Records
* * * * * * *
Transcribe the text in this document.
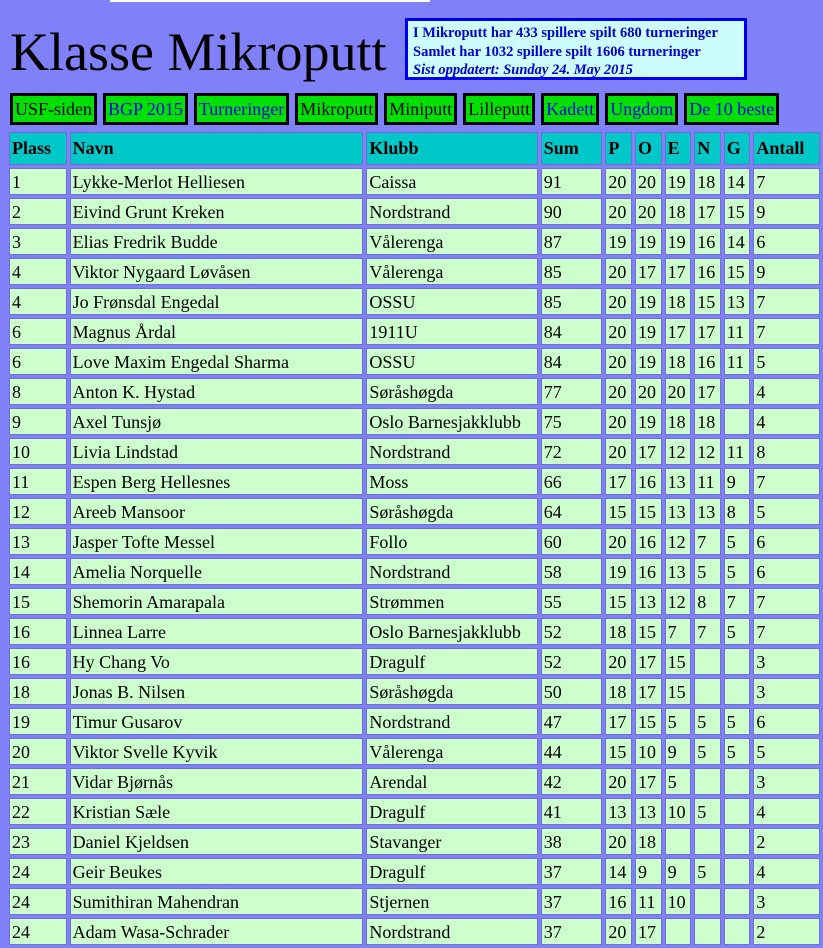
Klasse Mikroputt I Mikroputt har 433 spillere spilt 680 turneringer
Samlet har 1032 spillere spilt 1606 turneringer
Sist oppdatert: Sunday 24. May 2015
USF-siden BGP 2015 Turneringer Mikroputt Miniputt Lilleputt Kadett Ungdom De 10 beste
Plass	Navn	Klubb	Sum	P	O	E	N	G	Antall
1	Lykke-Merlot Helliesen	Caissa	91	20	20	19	18	14	7
2	Eivind Grunt Kreken	Nordstrand	90	20	20	18	17	15	9
3	Elias Fredrik Budde	Vålerenga	87	19	19	19	16	14	6
4	Viktor Nygaard Løvåsen	Vålerenga	85	20	17	17	16	15	9
4	Jo Frønsdal Engedal	OSSU	85	20	19	18	15	13	7
6	Magnus Årdal	1911U	84	20	19	17	17	11	7
6	Love Maxim Engedal Sharma	OSSU	84	20	19	18	16	11	5
8	Anton K. Hystad	Søråshøgda	77	20	20	20	17		4
9	Axel Tunsjø	Oslo Barnesjakklubb	75	20	19	18	18		4
10	Livia Lindstad	Nordstrand	72	20	17	12	12	11	8
11	Espen Berg Hellesnes	Moss	66	17	16	13	11	9	7
12	Areeb Mansoor	Søråshøgda	64	15	15	13	13	8	5
13	Jasper Tofte Messel	Follo	60	20	16	12	7	5	6
14	Amelia Norquelle	Nordstrand	58	19	16	13	5	5	6
15	Shemorin Amarapala	Strømmen	55	15	13	12	8	7	7
16	Linnea Larre	Oslo Barnesjakklubb	52	18	15	7	7	5	7
16	Hy Chang Vo	Dragulf	52	20	17	15			3
18	Jonas B. Nilsen	Søråshøgda	50	18	17	15			3
19	Timur Gusarov	Nordstrand	47	17	15	5	5	5	6
20	Viktor Svelle Kyvik	Vålerenga	44	15	10	9	5	5	5
21	Vidar Bjørnås	Arendal	42	20	17	5			3
22	Kristian Sæle	Dragulf	41	13	13	10	5		4
23	Daniel Kjeldsen	Stavanger	38	20	18				2
24	Geir Beukes	Dragulf	37	14	9	9	5		4
24	Sumithiran Mahendran	Stjernen	37	16	11	10			3
24	Adam Wasa-Schrader	Nordstrand	37	20	17				2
* * * * * * *
What to do
Set each line of the records down exactly, leaving every picture out.

Result below
Transcribe the text in this document.
Klasse Mikroputt I Mikroputt har 433 spillere spilt 680 turneringer
Samlet har 1032 spillere spilt 1606 turneringer
Sist oppdatert: Sunday 24. May 2015
USF-siden BGP 2015 Turneringer Mikroputt Miniputt Lilleputt Kadett Ungdom De 10 beste
Plass	Navn	Klubb	Sum	P	O	E	N	G	Antall
1	Lykke-Merlot Helliesen	Caissa	91	20	20	19	18	14	7
2	Eivind Grunt Kreken	Nordstrand	90	20	20	18	17	15	9
3	Elias Fredrik Budde	Vålerenga	87	19	19	19	16	14	6
4	Viktor Nygaard Løvåsen	Vålerenga	85	20	17	17	16	15	9
4	Jo Frønsdal Engedal	OSSU	85	20	19	18	15	13	7
6	Magnus Årdal	1911U	84	20	19	17	17	11	7
6	Love Maxim Engedal Sharma	OSSU	84	20	19	18	16	11	5
8	Anton K. Hystad	Søråshøgda	77	20	20	20	17		4
9	Axel Tunsjø	Oslo Barnesjakklubb	75	20	19	18	18		4
10	Livia Lindstad	Nordstrand	72	20	17	12	12	11	8
11	Espen Berg Hellesnes	Moss	66	17	16	13	11	9	7
12	Areeb Mansoor	Søråshøgda	64	15	15	13	13	8	5
13	Jasper Tofte Messel	Follo	60	20	16	12	7	5	6
14	Amelia Norquelle	Nordstrand	58	19	16	13	5	5	6
15	Shemorin Amarapala	Strømmen	55	15	13	12	8	7	7
16	Linnea Larre	Oslo Barnesjakklubb	52	18	15	7	7	5	7
16	Hy Chang Vo	Dragulf	52	20	17	15			3
18	Jonas B. Nilsen	Søråshøgda	50	18	17	15			3
19	Timur Gusarov	Nordstrand	47	17	15	5	5	5	6
20	Viktor Svelle Kyvik	Vålerenga	44	15	10	9	5	5	5
21	Vidar Bjørnås	Arendal	42	20	17	5			3
22	Kristian Sæle	Dragulf	41	13	13	10	5		4
23	Daniel Kjeldsen	Stavanger	38	20	18				2
24	Geir Beukes	Dragulf	37	14	9	9	5		4
24	Sumithiran Mahendran	Stjernen	37	16	11	10			3
24	Adam Wasa-Schrader	Nordstrand	37	20	17				2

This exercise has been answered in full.